**What you are asked to do**
Write out all of the entries exactly, please.

##### Data lines

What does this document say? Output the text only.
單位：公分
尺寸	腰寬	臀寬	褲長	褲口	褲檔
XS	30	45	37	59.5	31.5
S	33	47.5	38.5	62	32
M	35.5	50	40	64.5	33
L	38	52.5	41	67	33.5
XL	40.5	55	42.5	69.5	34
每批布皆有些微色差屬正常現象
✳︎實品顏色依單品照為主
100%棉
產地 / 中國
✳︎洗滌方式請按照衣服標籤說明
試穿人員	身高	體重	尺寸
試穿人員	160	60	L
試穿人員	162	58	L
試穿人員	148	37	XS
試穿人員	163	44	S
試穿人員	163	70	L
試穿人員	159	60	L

##########

**Expected answer**
What does this document say? Output the text only.
單位：公分
尺寸	腰寬	臀寬	褲長	褲口	褲檔
XS	30	45	37	59.5	31.5
S	33	47.5	38.5	62	32
M	35.5	50	40	64.5	33
L	38	52.5	41	67	33.5
XL	40.5	55	42.5	69.5	34
每批布皆有些微色差屬正常現象
✳︎實品顏色依單品照為主
100%棉
產地 / 中國
✳︎洗滌方式請按照衣服標籤說明
試穿人員	身高	體重	尺寸
試穿人員	160	60	L
試穿人員	162	58	L
試穿人員	148	37	XS
試穿人員	163	44	S
試穿人員	163	70	L
試穿人員	159	60	L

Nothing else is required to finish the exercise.